* PROBLEM TO WORK ON *
Word for word, print each line of the listing below; pictures stay out.

Figure record extracts
'''
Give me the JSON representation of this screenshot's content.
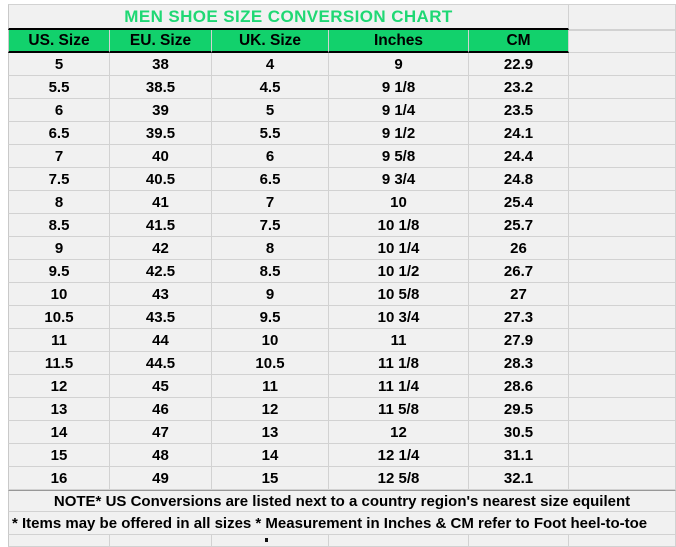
{
  "chart_data": {
    "type": "table",
    "title": "MEN SHOE SIZE CONVERSION CHART",
    "columns": [
      "US. Size",
      "EU. Size",
      "UK. Size",
      "Inches",
      "CM"
    ],
    "rows": [
      [
        "5",
        "38",
        "4",
        "9",
        "22.9"
      ],
      [
        "5.5",
        "38.5",
        "4.5",
        "9 1/8",
        "23.2"
      ],
      [
        "6",
        "39",
        "5",
        "9 1/4",
        "23.5"
      ],
      [
        "6.5",
        "39.5",
        "5.5",
        "9 1/2",
        "24.1"
      ],
      [
        "7",
        "40",
        "6",
        "9 5/8",
        "24.4"
      ],
      [
        "7.5",
        "40.5",
        "6.5",
        "9 3/4",
        "24.8"
      ],
      [
        "8",
        "41",
        "7",
        "10",
        "25.4"
      ],
      [
        "8.5",
        "41.5",
        "7.5",
        "10 1/8",
        "25.7"
      ],
      [
        "9",
        "42",
        "8",
        "10 1/4",
        "26"
      ],
      [
        "9.5",
        "42.5",
        "8.5",
        "10 1/2",
        "26.7"
      ],
      [
        "10",
        "43",
        "9",
        "10 5/8",
        "27"
      ],
      [
        "10.5",
        "43.5",
        "9.5",
        "10 3/4",
        "27.3"
      ],
      [
        "11",
        "44",
        "10",
        "11",
        "27.9"
      ],
      [
        "11.5",
        "44.5",
        "10.5",
        "11 1/8",
        "28.3"
      ],
      [
        "12",
        "45",
        "11",
        "11 1/4",
        "28.6"
      ],
      [
        "13",
        "46",
        "12",
        "11 5/8",
        "29.5"
      ],
      [
        "14",
        "47",
        "13",
        "12",
        "30.5"
      ],
      [
        "15",
        "48",
        "14",
        "12 1/4",
        "31.1"
      ],
      [
        "16",
        "49",
        "15",
        "12 5/8",
        "32.1"
      ]
    ],
    "notes": [
      "NOTE* US Conversions are listed next to a country region's nearest size equilent",
      "* Items may be offered in all sizes * Measurement in Inches & CM refer to Foot heel-to-toe"
    ],
    "layout_hints": {
      "grid": true,
      "header_position": "top"
    }
  },
  "colors": {
    "header_bg": "#12d16c",
    "title_text": "#1fd874",
    "cell_bg": "#f1f1f1",
    "grid_line": "#d2d2d2",
    "header_border": "#000000",
    "text": "#000000"
  }
}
'''
* TASK OUTPUT *
Give me the JSON representation of this screenshot's content.
{
  "chart_data": {
    "type": "table",
    "title": "MEN SHOE SIZE CONVERSION CHART",
    "columns": [
      "US. Size",
      "EU. Size",
      "UK. Size",
      "Inches",
      "CM"
    ],
    "rows": [
      [
        "5",
        "38",
        "4",
        "9",
        "22.9"
      ],
      [
        "5.5",
        "38.5",
        "4.5",
        "9 1/8",
        "23.2"
      ],
      [
        "6",
        "39",
        "5",
        "9 1/4",
        "23.5"
      ],
      [
        "6.5",
        "39.5",
        "5.5",
        "9 1/2",
        "24.1"
      ],
      [
        "7",
        "40",
        "6",
        "9 5/8",
        "24.4"
      ],
      [
        "7.5",
        "40.5",
        "6.5",
        "9 3/4",
        "24.8"
      ],
      [
        "8",
        "41",
        "7",
        "10",
        "25.4"
      ],
      [
        "8.5",
        "41.5",
        "7.5",
        "10 1/8",
        "25.7"
      ],
      [
        "9",
        "42",
        "8",
        "10 1/4",
        "26"
      ],
      [
        "9.5",
        "42.5",
        "8.5",
        "10 1/2",
        "26.7"
      ],
      [
        "10",
        "43",
        "9",
        "10 5/8",
        "27"
      ],
      [
        "10.5",
        "43.5",
        "9.5",
        "10 3/4",
        "27.3"
      ],
      [
        "11",
        "44",
        "10",
        "11",
        "27.9"
      ],
      [
        "11.5",
        "44.5",
        "10.5",
        "11 1/8",
        "28.3"
      ],
      [
        "12",
        "45",
        "11",
        "11 1/4",
        "28.6"
      ],
      [
        "13",
        "46",
        "12",
        "11 5/8",
        "29.5"
      ],
      [
        "14",
        "47",
        "13",
        "12",
        "30.5"
      ],
      [
        "15",
        "48",
        "14",
        "12 1/4",
        "31.1"
      ],
      [
        "16",
        "49",
        "15",
        "12 5/8",
        "32.1"
      ]
    ],
    "notes": [
      "NOTE* US Conversions are listed next to a country region's nearest size equilent",
      "* Items may be offered in all sizes * Measurement in Inches & CM refer to Foot heel-to-toe"
    ],
    "layout_hints": {
      "grid": true,
      "header_position": "top"
    }
  },
  "colors": {
    "header_bg": "#12d16c",
    "title_text": "#1fd874",
    "cell_bg": "#f1f1f1",
    "grid_line": "#d2d2d2",
    "header_border": "#000000",
    "text": "#000000"
  }
}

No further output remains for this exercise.